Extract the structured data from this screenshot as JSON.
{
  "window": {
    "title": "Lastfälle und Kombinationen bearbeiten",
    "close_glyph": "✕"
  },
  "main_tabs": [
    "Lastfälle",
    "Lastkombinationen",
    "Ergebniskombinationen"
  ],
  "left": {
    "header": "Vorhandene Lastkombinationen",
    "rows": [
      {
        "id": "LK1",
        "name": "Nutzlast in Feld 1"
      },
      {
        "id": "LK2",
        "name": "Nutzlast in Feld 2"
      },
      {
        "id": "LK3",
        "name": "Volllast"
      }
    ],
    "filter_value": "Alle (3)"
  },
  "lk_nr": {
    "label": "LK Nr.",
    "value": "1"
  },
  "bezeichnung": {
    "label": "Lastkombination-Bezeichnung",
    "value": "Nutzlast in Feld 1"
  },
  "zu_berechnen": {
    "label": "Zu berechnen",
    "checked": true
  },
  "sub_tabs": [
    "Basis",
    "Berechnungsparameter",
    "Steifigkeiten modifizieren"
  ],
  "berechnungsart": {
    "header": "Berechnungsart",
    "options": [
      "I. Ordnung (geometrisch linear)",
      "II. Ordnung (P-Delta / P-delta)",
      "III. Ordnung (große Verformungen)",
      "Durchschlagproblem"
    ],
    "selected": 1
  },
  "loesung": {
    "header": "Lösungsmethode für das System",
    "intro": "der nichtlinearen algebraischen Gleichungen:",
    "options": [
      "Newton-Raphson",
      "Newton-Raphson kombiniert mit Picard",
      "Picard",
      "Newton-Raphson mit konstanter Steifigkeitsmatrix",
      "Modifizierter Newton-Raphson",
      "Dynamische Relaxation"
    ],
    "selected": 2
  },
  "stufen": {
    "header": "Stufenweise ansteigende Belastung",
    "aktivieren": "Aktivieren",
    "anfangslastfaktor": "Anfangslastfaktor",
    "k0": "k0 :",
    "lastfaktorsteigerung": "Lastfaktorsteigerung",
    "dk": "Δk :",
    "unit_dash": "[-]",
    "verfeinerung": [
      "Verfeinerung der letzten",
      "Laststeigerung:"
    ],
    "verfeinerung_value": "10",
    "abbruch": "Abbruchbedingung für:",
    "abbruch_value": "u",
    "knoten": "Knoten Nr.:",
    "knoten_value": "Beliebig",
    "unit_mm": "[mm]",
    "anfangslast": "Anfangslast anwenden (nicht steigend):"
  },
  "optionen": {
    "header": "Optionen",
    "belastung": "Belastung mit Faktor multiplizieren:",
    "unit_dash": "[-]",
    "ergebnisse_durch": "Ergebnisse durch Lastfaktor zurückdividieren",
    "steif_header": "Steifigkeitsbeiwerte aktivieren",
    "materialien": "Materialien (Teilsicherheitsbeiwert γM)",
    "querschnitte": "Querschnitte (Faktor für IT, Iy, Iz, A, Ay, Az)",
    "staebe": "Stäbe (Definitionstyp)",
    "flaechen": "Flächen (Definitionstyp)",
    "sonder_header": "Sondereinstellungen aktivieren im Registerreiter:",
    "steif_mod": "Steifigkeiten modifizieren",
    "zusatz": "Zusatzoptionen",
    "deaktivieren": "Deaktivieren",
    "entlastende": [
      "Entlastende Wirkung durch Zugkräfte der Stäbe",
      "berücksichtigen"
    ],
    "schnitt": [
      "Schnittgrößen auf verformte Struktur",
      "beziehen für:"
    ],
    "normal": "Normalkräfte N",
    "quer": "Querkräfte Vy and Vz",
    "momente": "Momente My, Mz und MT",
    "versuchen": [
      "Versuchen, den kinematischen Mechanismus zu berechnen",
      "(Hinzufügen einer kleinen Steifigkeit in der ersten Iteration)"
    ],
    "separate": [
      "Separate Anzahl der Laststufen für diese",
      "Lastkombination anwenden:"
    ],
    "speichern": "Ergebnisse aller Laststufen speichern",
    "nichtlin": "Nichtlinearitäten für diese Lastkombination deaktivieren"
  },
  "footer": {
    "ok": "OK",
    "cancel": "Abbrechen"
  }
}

(YOUR GOAL) Quote the whole listing above, leaving nothing out.

(WRITTEN ANSWER)
Extract the structured data from this screenshot as JSON.
{
  "window": {
    "title": "Lastfälle und Kombinationen bearbeiten",
    "close_glyph": "✕"
  },
  "main_tabs": [
    "Lastfälle",
    "Lastkombinationen",
    "Ergebniskombinationen"
  ],
  "left": {
    "header": "Vorhandene Lastkombinationen",
    "rows": [
      {
        "id": "LK1",
        "name": "Nutzlast in Feld 1"
      },
      {
        "id": "LK2",
        "name": "Nutzlast in Feld 2"
      },
      {
        "id": "LK3",
        "name": "Volllast"
      }
    ],
    "filter_value": "Alle (3)"
  },
  "lk_nr": {
    "label": "LK Nr.",
    "value": "1"
  },
  "bezeichnung": {
    "label": "Lastkombination-Bezeichnung",
    "value": "Nutzlast in Feld 1"
  },
  "zu_berechnen": {
    "label": "Zu berechnen",
    "checked": true
  },
  "sub_tabs": [
    "Basis",
    "Berechnungsparameter",
    "Steifigkeiten modifizieren"
  ],
  "berechnungsart": {
    "header": "Berechnungsart",
    "options": [
      "I. Ordnung (geometrisch linear)",
      "II. Ordnung (P-Delta / P-delta)",
      "III. Ordnung (große Verformungen)",
      "Durchschlagproblem"
    ],
    "selected": 1
  },
  "loesung": {
    "header": "Lösungsmethode für das System",
    "intro": "der nichtlinearen algebraischen Gleichungen:",
    "options": [
      "Newton-Raphson",
      "Newton-Raphson kombiniert mit Picard",
      "Picard",
      "Newton-Raphson mit konstanter Steifigkeitsmatrix",
      "Modifizierter Newton-Raphson",
      "Dynamische Relaxation"
    ],
    "selected": 2
  },
  "stufen": {
    "header": "Stufenweise ansteigende Belastung",
    "aktivieren": "Aktivieren",
    "anfangslastfaktor": "Anfangslastfaktor",
    "k0": "k0 :",
    "lastfaktorsteigerung": "Lastfaktorsteigerung",
    "dk": "Δk :",
    "unit_dash": "[-]",
    "verfeinerung": [
      "Verfeinerung der letzten",
      "Laststeigerung:"
    ],
    "verfeinerung_value": "10",
    "abbruch": "Abbruchbedingung für:",
    "abbruch_value": "u",
    "knoten": "Knoten Nr.:",
    "knoten_value": "Beliebig",
    "unit_mm": "[mm]",
    "anfangslast": "Anfangslast anwenden (nicht steigend):"
  },
  "optionen": {
    "header": "Optionen",
    "belastung": "Belastung mit Faktor multiplizieren:",
    "unit_dash": "[-]",
    "ergebnisse_durch": "Ergebnisse durch Lastfaktor zurückdividieren",
    "steif_header": "Steifigkeitsbeiwerte aktivieren",
    "materialien": "Materialien (Teilsicherheitsbeiwert γM)",
    "querschnitte": "Querschnitte (Faktor für IT, Iy, Iz, A, Ay, Az)",
    "staebe": "Stäbe (Definitionstyp)",
    "flaechen": "Flächen (Definitionstyp)",
    "sonder_header": "Sondereinstellungen aktivieren im Registerreiter:",
    "steif_mod": "Steifigkeiten modifizieren",
    "zusatz": "Zusatzoptionen",
    "deaktivieren": "Deaktivieren",
    "entlastende": [
      "Entlastende Wirkung durch Zugkräfte der Stäbe",
      "berücksichtigen"
    ],
    "schnitt": [
      "Schnittgrößen auf verformte Struktur",
      "beziehen für:"
    ],
    "normal": "Normalkräfte N",
    "quer": "Querkräfte Vy and Vz",
    "momente": "Momente My, Mz und MT",
    "versuchen": [
      "Versuchen, den kinematischen Mechanismus zu berechnen",
      "(Hinzufügen einer kleinen Steifigkeit in der ersten Iteration)"
    ],
    "separate": [
      "Separate Anzahl der Laststufen für diese",
      "Lastkombination anwenden:"
    ],
    "speichern": "Ergebnisse aller Laststufen speichern",
    "nichtlin": "Nichtlinearitäten für diese Lastkombination deaktivieren"
  },
  "footer": {
    "ok": "OK",
    "cancel": "Abbrechen"
  }
}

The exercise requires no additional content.